Return all of the entries word for word, but omit the pictures they contain.
═════ Dataset excerpts ═════
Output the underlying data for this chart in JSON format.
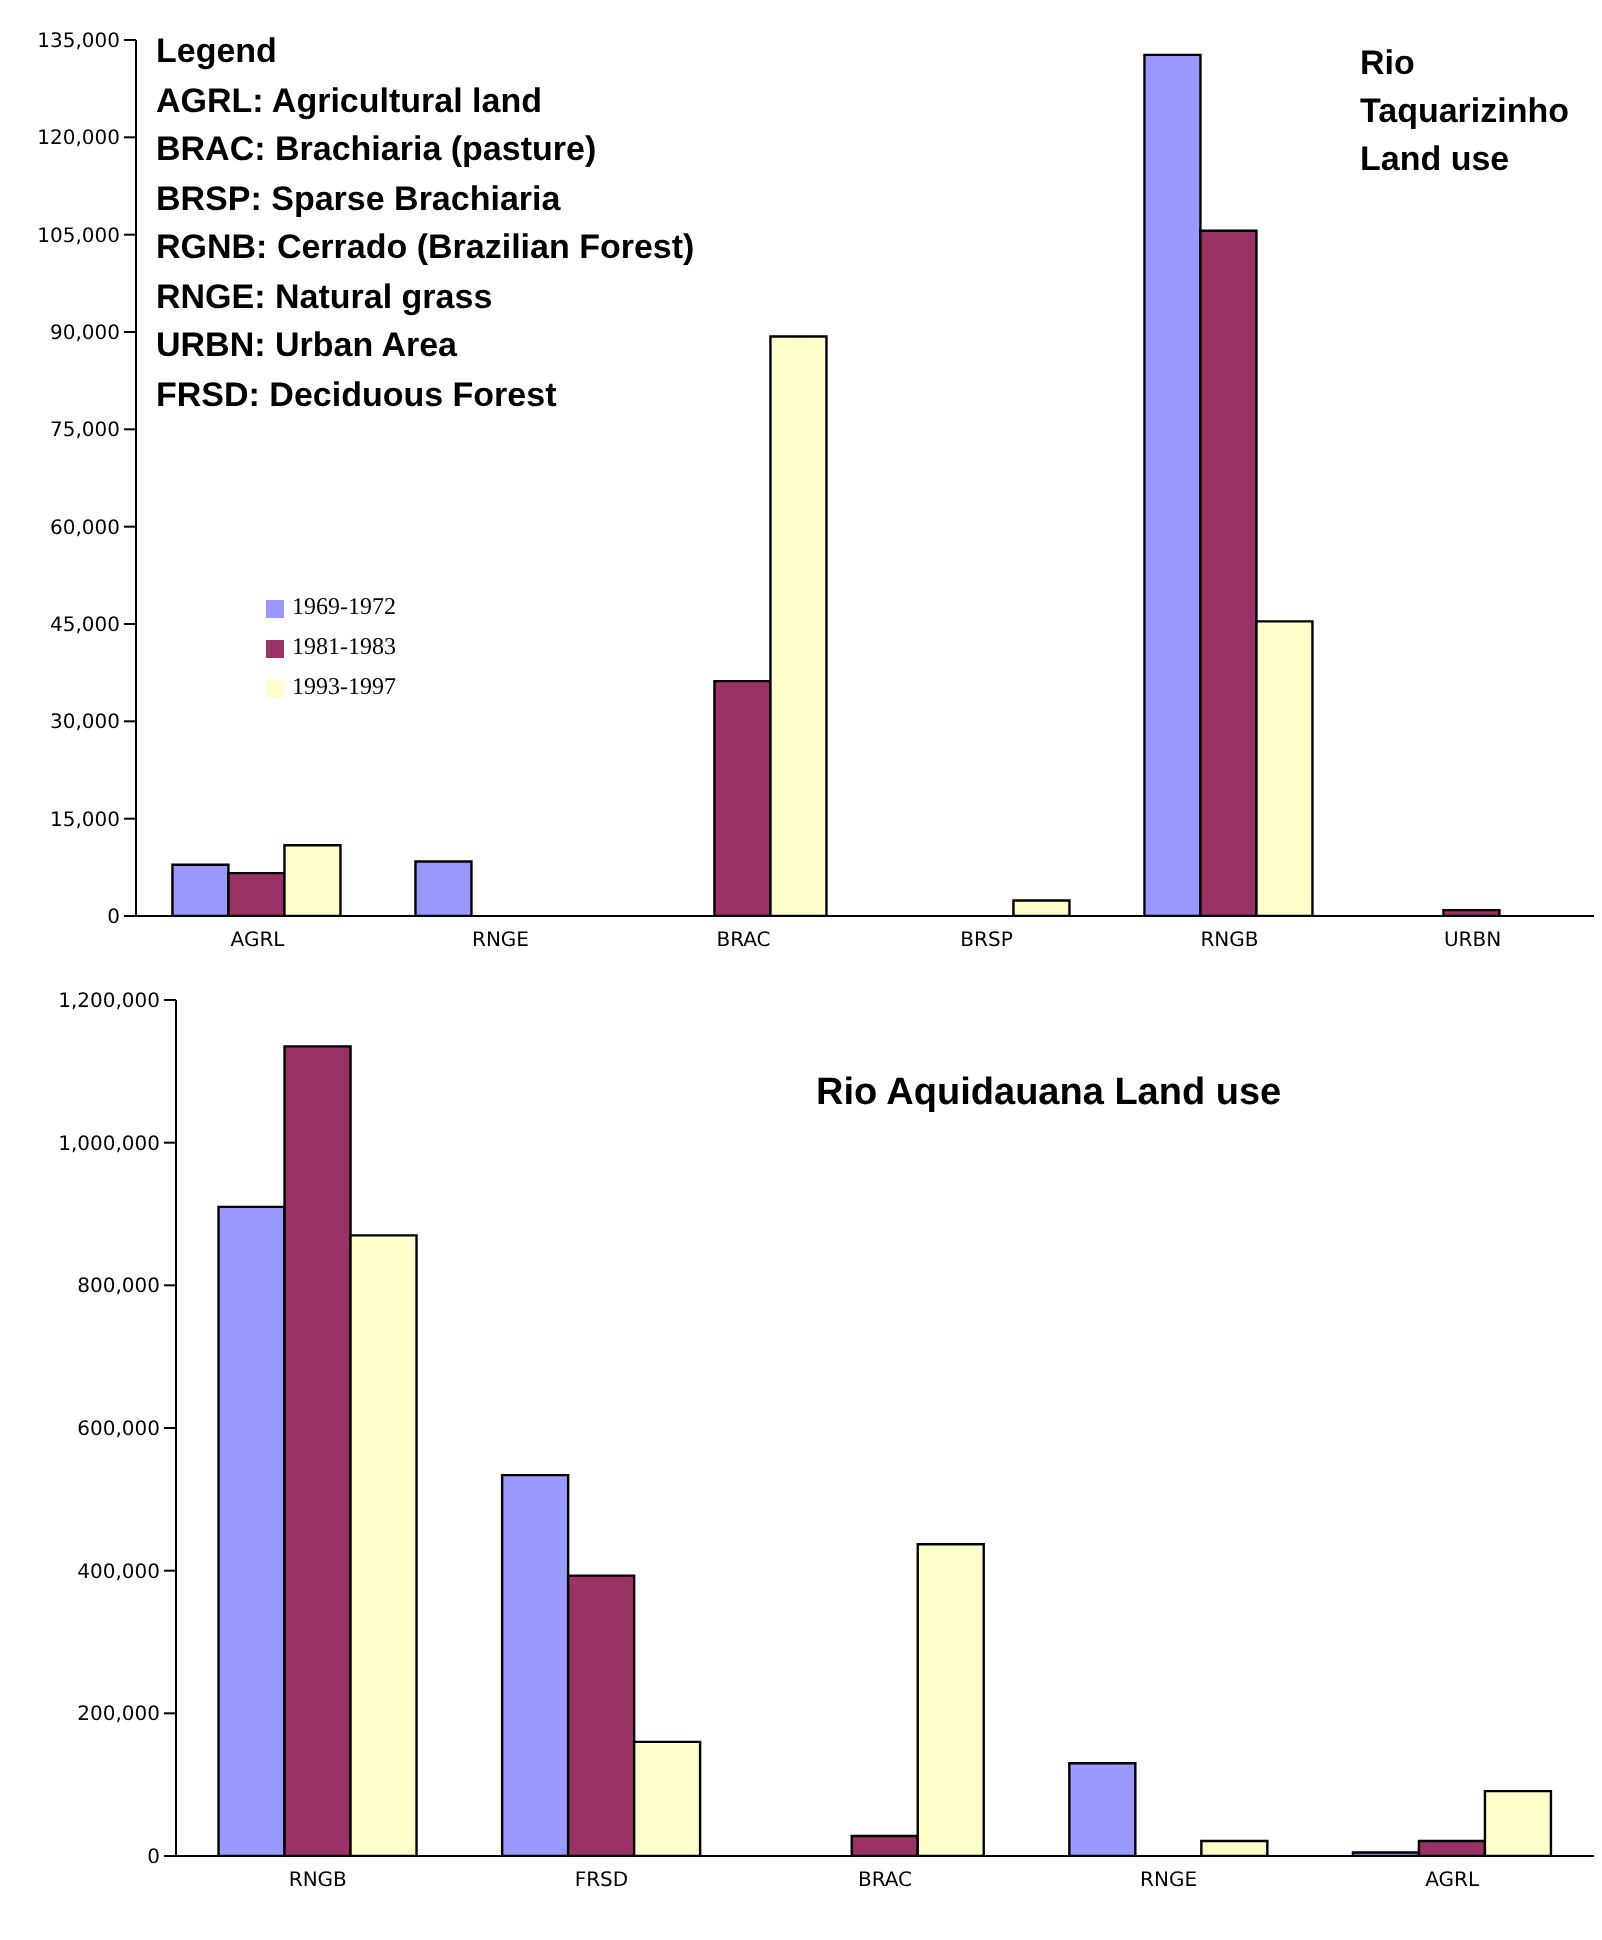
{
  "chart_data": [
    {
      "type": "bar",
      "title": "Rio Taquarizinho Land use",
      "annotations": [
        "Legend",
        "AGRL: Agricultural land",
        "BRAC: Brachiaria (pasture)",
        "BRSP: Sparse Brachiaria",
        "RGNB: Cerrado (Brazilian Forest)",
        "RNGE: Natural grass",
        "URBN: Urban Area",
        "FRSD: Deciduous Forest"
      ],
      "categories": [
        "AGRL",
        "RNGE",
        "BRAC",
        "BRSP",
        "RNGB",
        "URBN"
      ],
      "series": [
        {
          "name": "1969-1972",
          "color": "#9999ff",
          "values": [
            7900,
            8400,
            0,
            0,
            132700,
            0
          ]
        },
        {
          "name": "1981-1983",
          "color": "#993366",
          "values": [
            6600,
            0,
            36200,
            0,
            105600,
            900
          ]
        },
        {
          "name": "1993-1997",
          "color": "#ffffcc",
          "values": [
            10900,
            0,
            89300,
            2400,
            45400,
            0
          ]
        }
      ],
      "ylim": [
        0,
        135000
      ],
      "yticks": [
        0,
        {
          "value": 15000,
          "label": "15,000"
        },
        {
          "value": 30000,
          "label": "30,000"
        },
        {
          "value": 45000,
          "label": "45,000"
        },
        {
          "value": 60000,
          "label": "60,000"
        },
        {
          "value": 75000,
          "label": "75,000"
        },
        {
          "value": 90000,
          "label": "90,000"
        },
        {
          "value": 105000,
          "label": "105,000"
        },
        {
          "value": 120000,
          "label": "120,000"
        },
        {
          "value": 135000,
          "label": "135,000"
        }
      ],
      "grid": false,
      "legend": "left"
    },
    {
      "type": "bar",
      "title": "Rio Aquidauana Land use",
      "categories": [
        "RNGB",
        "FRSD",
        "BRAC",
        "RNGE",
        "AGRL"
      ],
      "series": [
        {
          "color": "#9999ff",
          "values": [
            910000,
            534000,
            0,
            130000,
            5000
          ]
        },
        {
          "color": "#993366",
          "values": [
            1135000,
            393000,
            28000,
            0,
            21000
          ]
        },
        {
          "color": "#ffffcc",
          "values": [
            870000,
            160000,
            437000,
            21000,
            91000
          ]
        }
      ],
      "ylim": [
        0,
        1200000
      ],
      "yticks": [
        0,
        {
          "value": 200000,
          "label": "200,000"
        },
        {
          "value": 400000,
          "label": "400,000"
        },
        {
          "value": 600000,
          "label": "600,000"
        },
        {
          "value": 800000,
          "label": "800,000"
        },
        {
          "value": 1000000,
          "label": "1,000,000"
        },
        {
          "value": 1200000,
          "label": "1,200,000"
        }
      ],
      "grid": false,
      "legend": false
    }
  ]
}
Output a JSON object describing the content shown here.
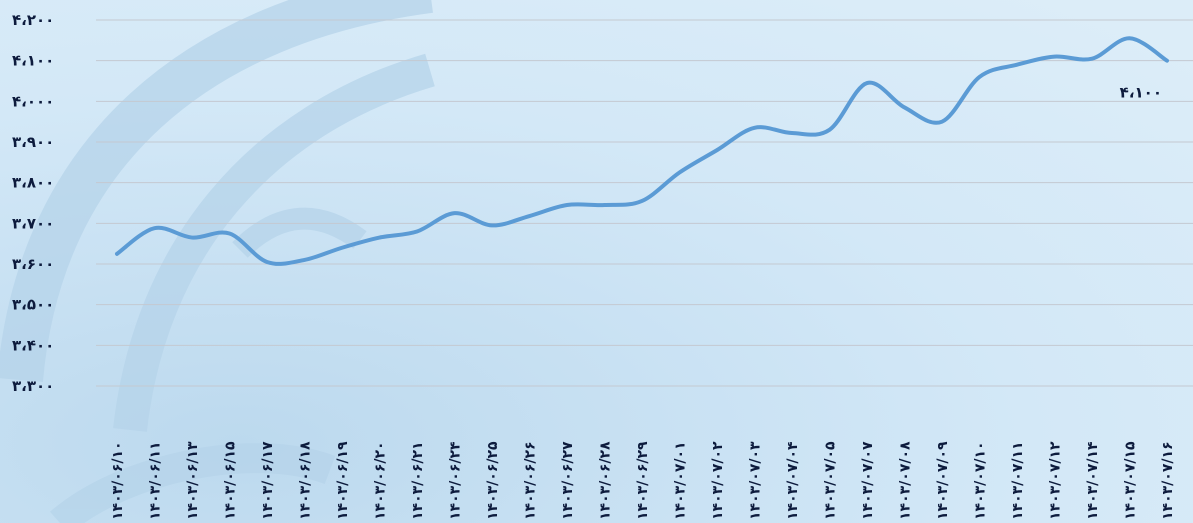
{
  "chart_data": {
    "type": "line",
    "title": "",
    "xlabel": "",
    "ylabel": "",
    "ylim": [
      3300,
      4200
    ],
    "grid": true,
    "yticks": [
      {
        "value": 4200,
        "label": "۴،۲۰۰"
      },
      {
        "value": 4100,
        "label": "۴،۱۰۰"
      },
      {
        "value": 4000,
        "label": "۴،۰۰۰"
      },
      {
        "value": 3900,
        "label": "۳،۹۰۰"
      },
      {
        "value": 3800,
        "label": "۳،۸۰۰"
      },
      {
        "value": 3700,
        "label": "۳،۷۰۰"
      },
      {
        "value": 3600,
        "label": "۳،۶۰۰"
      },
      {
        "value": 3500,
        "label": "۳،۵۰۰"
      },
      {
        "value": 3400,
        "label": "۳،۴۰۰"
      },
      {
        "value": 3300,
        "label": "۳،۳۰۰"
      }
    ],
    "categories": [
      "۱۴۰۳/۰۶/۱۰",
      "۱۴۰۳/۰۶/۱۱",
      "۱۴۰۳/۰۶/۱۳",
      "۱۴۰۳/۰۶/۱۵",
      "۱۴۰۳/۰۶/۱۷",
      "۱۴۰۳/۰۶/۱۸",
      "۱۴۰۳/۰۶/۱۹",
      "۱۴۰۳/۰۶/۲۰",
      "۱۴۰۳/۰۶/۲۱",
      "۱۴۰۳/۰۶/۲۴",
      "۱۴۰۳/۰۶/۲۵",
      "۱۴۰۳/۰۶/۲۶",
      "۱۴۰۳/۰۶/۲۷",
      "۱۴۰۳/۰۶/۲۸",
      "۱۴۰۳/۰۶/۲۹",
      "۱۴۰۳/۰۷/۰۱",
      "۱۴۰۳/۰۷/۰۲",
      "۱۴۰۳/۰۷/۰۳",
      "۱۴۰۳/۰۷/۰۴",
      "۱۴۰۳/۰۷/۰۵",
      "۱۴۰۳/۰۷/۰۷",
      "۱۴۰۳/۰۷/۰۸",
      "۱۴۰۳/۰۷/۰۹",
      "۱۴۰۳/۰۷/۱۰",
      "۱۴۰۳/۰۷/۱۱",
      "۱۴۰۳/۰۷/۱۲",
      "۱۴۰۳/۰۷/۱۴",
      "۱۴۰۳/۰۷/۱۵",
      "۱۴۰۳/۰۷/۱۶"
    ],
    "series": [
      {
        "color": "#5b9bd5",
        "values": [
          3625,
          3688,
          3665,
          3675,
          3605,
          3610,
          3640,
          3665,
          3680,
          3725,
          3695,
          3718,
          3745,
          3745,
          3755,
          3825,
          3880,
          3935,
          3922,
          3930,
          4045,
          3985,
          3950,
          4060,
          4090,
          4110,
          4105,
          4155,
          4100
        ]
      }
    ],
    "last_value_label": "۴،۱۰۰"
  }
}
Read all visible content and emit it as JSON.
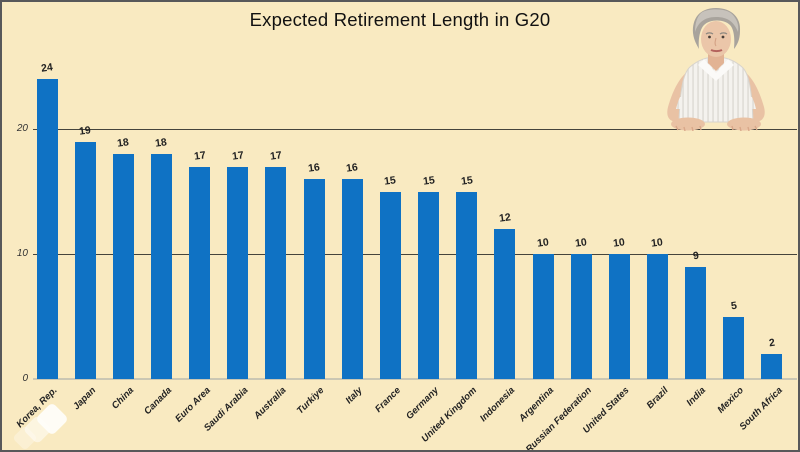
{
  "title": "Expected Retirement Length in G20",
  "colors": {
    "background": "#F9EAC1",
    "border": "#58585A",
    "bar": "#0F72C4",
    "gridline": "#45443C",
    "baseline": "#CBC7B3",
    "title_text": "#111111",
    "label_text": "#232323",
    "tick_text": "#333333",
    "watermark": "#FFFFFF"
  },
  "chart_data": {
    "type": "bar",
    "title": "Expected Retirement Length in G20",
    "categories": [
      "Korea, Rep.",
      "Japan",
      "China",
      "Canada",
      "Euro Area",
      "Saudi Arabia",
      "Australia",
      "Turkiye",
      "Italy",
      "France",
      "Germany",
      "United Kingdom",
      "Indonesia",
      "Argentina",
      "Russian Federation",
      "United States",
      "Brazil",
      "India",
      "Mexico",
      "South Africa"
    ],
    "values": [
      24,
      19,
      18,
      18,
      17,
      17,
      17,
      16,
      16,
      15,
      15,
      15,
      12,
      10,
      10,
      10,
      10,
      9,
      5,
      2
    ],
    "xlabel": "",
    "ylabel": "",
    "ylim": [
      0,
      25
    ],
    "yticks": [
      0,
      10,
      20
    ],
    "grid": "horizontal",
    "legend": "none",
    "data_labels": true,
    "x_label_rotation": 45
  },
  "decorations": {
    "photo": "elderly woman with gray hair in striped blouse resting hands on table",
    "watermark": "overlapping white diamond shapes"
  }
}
═════
• Exercise response
Output the underlying data for this chart in JSON format.
{
  "chart_data": [
    {
      "type": "bar",
      "title": "Rio Taquarizinho Land use",
      "annotations": [
        "Legend",
        "AGRL: Agricultural land",
        "BRAC: Brachiaria (pasture)",
        "BRSP: Sparse Brachiaria",
        "RGNB: Cerrado (Brazilian Forest)",
        "RNGE: Natural grass",
        "URBN: Urban Area",
        "FRSD: Deciduous Forest"
      ],
      "categories": [
        "AGRL",
        "RNGE",
        "BRAC",
        "BRSP",
        "RNGB",
        "URBN"
      ],
      "series": [
        {
          "name": "1969-1972",
          "color": "#9999ff",
          "values": [
            7900,
            8400,
            0,
            0,
            132700,
            0
          ]
        },
        {
          "name": "1981-1983",
          "color": "#993366",
          "values": [
            6600,
            0,
            36200,
            0,
            105600,
            900
          ]
        },
        {
          "name": "1993-1997",
          "color": "#ffffcc",
          "values": [
            10900,
            0,
            89300,
            2400,
            45400,
            0
          ]
        }
      ],
      "ylim": [
        0,
        135000
      ],
      "yticks": [
        0,
        {
          "value": 15000,
          "label": "15,000"
        },
        {
          "value": 30000,
          "label": "30,000"
        },
        {
          "value": 45000,
          "label": "45,000"
        },
        {
          "value": 60000,
          "label": "60,000"
        },
        {
          "value": 75000,
          "label": "75,000"
        },
        {
          "value": 90000,
          "label": "90,000"
        },
        {
          "value": 105000,
          "label": "105,000"
        },
        {
          "value": 120000,
          "label": "120,000"
        },
        {
          "value": 135000,
          "label": "135,000"
        }
      ],
      "grid": false,
      "legend": "left"
    },
    {
      "type": "bar",
      "title": "Rio Aquidauana Land use",
      "categories": [
        "RNGB",
        "FRSD",
        "BRAC",
        "RNGE",
        "AGRL"
      ],
      "series": [
        {
          "color": "#9999ff",
          "values": [
            910000,
            534000,
            0,
            130000,
            5000
          ]
        },
        {
          "color": "#993366",
          "values": [
            1135000,
            393000,
            28000,
            0,
            21000
          ]
        },
        {
          "color": "#ffffcc",
          "values": [
            870000,
            160000,
            437000,
            21000,
            91000
          ]
        }
      ],
      "ylim": [
        0,
        1200000
      ],
      "yticks": [
        0,
        {
          "value": 200000,
          "label": "200,000"
        },
        {
          "value": 400000,
          "label": "400,000"
        },
        {
          "value": 600000,
          "label": "600,000"
        },
        {
          "value": 800000,
          "label": "800,000"
        },
        {
          "value": 1000000,
          "label": "1,000,000"
        },
        {
          "value": 1200000,
          "label": "1,200,000"
        }
      ],
      "grid": false,
      "legend": false
    }
  ]
}
Output a JSON object describing the content shown here.
{
  "chart_data": {
    "type": "line",
    "title": "",
    "xlabel": "",
    "ylabel": "",
    "ylim": [
      3300,
      4200
    ],
    "grid": true,
    "yticks": [
      {
        "value": 4200,
        "label": "۴،۲۰۰"
      },
      {
        "value": 4100,
        "label": "۴،۱۰۰"
      },
      {
        "value": 4000,
        "label": "۴،۰۰۰"
      },
      {
        "value": 3900,
        "label": "۳،۹۰۰"
      },
      {
        "value": 3800,
        "label": "۳،۸۰۰"
      },
      {
        "value": 3700,
        "label": "۳،۷۰۰"
      },
      {
        "value": 3600,
        "label": "۳،۶۰۰"
      },
      {
        "value": 3500,
        "label": "۳،۵۰۰"
      },
      {
        "value": 3400,
        "label": "۳،۴۰۰"
      },
      {
        "value": 3300,
        "label": "۳،۳۰۰"
      }
    ],
    "categories": [
      "۱۴۰۳/۰۶/۱۰",
      "۱۴۰۳/۰۶/۱۱",
      "۱۴۰۳/۰۶/۱۳",
      "۱۴۰۳/۰۶/۱۵",
      "۱۴۰۳/۰۶/۱۷",
      "۱۴۰۳/۰۶/۱۸",
      "۱۴۰۳/۰۶/۱۹",
      "۱۴۰۳/۰۶/۲۰",
      "۱۴۰۳/۰۶/۲۱",
      "۱۴۰۳/۰۶/۲۴",
      "۱۴۰۳/۰۶/۲۵",
      "۱۴۰۳/۰۶/۲۶",
      "۱۴۰۳/۰۶/۲۷",
      "۱۴۰۳/۰۶/۲۸",
      "۱۴۰۳/۰۶/۲۹",
      "۱۴۰۳/۰۷/۰۱",
      "۱۴۰۳/۰۷/۰۲",
      "۱۴۰۳/۰۷/۰۳",
      "۱۴۰۳/۰۷/۰۴",
      "۱۴۰۳/۰۷/۰۵",
      "۱۴۰۳/۰۷/۰۷",
      "۱۴۰۳/۰۷/۰۸",
      "۱۴۰۳/۰۷/۰۹",
      "۱۴۰۳/۰۷/۱۰",
      "۱۴۰۳/۰۷/۱۱",
      "۱۴۰۳/۰۷/۱۲",
      "۱۴۰۳/۰۷/۱۴",
      "۱۴۰۳/۰۷/۱۵",
      "۱۴۰۳/۰۷/۱۶"
    ],
    "series": [
      {
        "color": "#5b9bd5",
        "values": [
          3625,
          3688,
          3665,
          3675,
          3605,
          3610,
          3640,
          3665,
          3680,
          3725,
          3695,
          3718,
          3745,
          3745,
          3755,
          3825,
          3880,
          3935,
          3922,
          3930,
          4045,
          3985,
          3950,
          4060,
          4090,
          4110,
          4105,
          4155,
          4100
        ]
      }
    ],
    "last_value_label": "۴،۱۰۰"
  }
}
Read all visible content and emit it as JSON.
{
  "title": "Expected Retirement Length in G20",
  "colors": {
    "background": "#F9EAC1",
    "border": "#58585A",
    "bar": "#0F72C4",
    "gridline": "#45443C",
    "baseline": "#CBC7B3",
    "title_text": "#111111",
    "label_text": "#232323",
    "tick_text": "#333333",
    "watermark": "#FFFFFF"
  },
  "chart_data": {
    "type": "bar",
    "title": "Expected Retirement Length in G20",
    "categories": [
      "Korea, Rep.",
      "Japan",
      "China",
      "Canada",
      "Euro Area",
      "Saudi Arabia",
      "Australia",
      "Turkiye",
      "Italy",
      "France",
      "Germany",
      "United Kingdom",
      "Indonesia",
      "Argentina",
      "Russian Federation",
      "United States",
      "Brazil",
      "India",
      "Mexico",
      "South Africa"
    ],
    "values": [
      24,
      19,
      18,
      18,
      17,
      17,
      17,
      16,
      16,
      15,
      15,
      15,
      12,
      10,
      10,
      10,
      10,
      9,
      5,
      2
    ],
    "xlabel": "",
    "ylabel": "",
    "ylim": [
      0,
      25
    ],
    "yticks": [
      0,
      10,
      20
    ],
    "grid": "horizontal",
    "legend": "none",
    "data_labels": true,
    "x_label_rotation": 45
  },
  "decorations": {
    "photo": "elderly woman with gray hair in striped blouse resting hands on table",
    "watermark": "overlapping white diamond shapes"
  }
}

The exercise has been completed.